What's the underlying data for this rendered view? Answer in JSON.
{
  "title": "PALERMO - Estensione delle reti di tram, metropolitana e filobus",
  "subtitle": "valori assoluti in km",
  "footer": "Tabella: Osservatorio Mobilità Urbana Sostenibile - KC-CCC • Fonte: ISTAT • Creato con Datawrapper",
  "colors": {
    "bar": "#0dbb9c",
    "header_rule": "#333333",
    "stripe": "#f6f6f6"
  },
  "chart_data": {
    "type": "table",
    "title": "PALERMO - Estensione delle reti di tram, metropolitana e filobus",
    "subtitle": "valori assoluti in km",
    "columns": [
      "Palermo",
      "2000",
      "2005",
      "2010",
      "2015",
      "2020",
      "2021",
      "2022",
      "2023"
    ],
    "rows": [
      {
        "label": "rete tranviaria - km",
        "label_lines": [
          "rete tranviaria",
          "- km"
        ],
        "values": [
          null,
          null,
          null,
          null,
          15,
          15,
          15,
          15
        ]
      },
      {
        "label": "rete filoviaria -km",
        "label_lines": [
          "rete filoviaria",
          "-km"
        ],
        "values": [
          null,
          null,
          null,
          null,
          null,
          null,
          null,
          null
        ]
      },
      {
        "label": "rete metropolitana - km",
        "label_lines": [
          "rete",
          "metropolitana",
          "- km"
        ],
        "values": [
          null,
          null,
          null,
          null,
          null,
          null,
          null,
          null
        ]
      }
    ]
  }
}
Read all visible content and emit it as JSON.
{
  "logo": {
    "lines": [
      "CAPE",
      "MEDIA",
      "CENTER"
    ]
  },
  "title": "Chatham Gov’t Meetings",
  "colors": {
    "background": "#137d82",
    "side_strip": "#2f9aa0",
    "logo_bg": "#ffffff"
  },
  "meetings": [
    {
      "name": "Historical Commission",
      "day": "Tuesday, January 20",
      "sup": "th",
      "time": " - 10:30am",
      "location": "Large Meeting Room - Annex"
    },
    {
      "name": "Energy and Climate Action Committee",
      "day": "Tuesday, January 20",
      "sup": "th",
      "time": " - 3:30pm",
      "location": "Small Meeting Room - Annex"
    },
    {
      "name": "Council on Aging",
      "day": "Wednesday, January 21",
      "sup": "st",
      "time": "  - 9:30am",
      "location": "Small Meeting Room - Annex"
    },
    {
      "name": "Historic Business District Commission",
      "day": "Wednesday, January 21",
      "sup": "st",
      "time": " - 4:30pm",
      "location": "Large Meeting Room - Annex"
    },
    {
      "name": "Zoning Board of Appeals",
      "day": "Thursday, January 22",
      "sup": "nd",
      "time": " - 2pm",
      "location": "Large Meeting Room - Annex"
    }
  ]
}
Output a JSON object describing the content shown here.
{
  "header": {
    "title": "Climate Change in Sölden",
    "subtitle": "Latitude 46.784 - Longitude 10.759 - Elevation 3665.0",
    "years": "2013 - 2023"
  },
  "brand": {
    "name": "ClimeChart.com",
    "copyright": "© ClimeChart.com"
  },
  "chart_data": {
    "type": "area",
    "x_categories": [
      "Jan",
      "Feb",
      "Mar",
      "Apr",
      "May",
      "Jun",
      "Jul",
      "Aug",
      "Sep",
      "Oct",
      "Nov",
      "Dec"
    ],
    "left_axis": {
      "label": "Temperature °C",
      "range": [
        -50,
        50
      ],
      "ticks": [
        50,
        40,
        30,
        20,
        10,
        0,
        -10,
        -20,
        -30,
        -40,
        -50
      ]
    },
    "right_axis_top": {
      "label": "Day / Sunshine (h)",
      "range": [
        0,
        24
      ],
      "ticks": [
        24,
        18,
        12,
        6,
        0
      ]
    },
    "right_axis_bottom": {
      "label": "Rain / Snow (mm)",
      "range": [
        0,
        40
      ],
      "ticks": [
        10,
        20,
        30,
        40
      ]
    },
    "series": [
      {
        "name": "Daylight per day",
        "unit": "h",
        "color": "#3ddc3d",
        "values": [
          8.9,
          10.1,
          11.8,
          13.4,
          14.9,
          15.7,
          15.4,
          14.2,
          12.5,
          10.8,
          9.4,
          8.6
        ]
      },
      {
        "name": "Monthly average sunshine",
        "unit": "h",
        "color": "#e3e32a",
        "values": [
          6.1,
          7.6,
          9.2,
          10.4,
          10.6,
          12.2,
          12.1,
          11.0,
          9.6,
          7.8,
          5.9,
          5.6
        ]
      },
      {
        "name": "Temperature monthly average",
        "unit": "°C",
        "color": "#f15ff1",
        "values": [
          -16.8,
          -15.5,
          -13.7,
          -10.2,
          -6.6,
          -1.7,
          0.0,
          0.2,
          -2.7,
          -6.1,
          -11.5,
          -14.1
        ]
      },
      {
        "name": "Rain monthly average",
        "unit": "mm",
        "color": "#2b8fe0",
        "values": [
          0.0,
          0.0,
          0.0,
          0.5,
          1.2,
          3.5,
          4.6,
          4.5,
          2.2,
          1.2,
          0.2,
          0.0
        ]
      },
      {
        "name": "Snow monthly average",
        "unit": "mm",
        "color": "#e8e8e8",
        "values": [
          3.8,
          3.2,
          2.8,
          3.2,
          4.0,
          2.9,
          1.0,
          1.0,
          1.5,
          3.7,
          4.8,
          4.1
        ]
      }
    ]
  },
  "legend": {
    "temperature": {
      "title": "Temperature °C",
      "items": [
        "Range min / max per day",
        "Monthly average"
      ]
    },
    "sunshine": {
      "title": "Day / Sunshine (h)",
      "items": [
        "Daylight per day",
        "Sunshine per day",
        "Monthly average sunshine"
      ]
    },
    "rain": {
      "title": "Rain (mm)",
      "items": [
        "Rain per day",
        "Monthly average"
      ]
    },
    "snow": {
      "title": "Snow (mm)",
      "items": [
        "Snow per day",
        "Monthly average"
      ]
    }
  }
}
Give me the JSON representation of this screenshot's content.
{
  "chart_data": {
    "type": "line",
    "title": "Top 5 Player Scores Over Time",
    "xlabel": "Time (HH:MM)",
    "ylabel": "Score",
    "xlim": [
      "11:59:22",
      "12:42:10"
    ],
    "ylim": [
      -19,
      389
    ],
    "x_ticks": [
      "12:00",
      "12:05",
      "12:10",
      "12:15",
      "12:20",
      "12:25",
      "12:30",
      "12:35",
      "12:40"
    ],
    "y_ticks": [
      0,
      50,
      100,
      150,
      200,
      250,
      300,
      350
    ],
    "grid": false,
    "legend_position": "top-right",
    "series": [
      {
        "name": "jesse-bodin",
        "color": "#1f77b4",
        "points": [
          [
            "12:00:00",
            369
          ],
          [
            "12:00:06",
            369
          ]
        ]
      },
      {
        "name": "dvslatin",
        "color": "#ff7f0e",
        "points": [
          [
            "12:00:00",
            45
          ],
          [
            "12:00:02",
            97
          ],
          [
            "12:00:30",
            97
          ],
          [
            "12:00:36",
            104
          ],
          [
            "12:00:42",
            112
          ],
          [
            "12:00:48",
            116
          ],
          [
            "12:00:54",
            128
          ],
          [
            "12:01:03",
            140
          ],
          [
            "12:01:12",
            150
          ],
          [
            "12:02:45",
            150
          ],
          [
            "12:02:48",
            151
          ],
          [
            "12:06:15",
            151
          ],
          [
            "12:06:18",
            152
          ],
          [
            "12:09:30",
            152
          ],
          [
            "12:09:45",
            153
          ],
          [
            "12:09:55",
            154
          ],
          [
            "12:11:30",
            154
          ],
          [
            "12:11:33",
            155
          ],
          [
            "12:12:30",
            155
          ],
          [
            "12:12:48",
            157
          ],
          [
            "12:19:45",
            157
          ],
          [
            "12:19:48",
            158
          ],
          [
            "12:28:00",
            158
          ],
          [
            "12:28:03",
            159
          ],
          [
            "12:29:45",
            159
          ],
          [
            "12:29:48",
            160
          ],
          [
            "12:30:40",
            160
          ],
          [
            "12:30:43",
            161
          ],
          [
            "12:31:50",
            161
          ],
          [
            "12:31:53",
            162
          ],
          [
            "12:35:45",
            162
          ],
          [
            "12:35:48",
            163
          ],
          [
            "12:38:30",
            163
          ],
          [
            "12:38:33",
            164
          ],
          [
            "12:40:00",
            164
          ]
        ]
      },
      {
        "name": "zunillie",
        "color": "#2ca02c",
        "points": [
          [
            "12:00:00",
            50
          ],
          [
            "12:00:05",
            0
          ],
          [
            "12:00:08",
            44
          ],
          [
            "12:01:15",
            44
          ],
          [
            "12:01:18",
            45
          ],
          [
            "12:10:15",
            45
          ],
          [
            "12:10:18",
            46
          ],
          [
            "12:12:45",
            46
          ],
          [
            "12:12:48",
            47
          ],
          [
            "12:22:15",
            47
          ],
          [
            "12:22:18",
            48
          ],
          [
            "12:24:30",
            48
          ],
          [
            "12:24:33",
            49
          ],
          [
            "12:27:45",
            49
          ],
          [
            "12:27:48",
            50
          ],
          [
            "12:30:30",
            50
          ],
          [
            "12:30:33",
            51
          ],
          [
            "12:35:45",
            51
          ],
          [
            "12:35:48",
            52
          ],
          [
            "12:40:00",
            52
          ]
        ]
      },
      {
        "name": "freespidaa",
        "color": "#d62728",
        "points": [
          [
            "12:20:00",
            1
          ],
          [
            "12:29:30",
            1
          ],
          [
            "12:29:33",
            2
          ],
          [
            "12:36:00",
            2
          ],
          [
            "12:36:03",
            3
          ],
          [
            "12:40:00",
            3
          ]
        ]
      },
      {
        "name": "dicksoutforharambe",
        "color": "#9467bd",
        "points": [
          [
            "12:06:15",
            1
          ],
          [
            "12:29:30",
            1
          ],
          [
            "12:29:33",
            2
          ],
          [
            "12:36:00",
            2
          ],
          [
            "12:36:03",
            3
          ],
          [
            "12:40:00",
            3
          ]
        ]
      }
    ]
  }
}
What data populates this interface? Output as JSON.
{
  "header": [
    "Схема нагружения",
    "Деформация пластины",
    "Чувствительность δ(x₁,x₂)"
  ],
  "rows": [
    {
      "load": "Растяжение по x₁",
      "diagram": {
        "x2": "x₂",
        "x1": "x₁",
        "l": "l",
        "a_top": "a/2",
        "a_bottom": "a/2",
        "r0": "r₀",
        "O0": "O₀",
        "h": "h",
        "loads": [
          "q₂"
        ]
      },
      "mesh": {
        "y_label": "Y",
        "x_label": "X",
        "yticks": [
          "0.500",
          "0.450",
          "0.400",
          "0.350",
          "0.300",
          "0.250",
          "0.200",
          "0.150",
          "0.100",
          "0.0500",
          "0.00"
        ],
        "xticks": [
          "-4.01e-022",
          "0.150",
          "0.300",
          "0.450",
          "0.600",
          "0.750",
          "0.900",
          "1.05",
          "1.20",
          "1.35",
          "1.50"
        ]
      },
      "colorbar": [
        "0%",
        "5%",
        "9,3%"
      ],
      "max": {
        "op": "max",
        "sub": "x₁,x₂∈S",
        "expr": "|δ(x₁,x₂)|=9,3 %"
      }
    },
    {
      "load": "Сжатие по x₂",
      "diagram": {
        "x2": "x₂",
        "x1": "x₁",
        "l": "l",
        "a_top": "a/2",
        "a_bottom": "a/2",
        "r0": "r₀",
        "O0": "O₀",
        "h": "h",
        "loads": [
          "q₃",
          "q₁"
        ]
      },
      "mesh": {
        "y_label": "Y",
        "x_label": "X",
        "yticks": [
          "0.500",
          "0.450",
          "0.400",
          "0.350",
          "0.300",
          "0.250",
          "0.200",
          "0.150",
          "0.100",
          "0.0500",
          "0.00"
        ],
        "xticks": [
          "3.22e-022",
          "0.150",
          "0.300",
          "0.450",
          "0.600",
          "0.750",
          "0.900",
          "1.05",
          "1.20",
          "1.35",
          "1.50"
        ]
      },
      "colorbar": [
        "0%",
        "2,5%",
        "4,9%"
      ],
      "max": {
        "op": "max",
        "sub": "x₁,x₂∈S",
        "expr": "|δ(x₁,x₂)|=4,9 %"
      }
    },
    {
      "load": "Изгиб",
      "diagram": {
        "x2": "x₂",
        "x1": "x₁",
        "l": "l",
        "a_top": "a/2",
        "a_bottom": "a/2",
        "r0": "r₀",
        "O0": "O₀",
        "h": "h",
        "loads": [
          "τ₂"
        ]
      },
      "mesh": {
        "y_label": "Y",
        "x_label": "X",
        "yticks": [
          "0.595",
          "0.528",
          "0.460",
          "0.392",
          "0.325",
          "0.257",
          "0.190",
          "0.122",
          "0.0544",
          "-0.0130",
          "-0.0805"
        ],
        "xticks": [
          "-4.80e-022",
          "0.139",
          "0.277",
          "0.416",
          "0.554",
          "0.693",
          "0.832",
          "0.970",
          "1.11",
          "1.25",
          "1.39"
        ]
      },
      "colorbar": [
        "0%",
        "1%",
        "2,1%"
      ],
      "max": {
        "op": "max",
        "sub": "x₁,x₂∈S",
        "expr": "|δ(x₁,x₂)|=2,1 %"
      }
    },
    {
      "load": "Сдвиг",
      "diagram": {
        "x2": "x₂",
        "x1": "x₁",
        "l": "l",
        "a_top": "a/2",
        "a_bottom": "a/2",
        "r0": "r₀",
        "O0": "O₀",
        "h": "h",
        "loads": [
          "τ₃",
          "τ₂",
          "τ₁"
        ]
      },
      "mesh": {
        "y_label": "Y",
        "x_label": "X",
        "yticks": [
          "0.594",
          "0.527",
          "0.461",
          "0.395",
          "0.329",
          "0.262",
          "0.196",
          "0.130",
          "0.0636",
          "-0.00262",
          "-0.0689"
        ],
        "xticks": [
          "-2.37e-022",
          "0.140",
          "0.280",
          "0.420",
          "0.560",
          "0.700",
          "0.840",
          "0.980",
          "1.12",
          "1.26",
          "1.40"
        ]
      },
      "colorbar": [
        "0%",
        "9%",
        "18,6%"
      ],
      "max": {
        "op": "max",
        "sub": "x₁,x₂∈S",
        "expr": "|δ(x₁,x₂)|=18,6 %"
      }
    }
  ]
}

——

Reply with one number: the count of lines in the entries that include the word "tranviaria".

*Completed task*: 2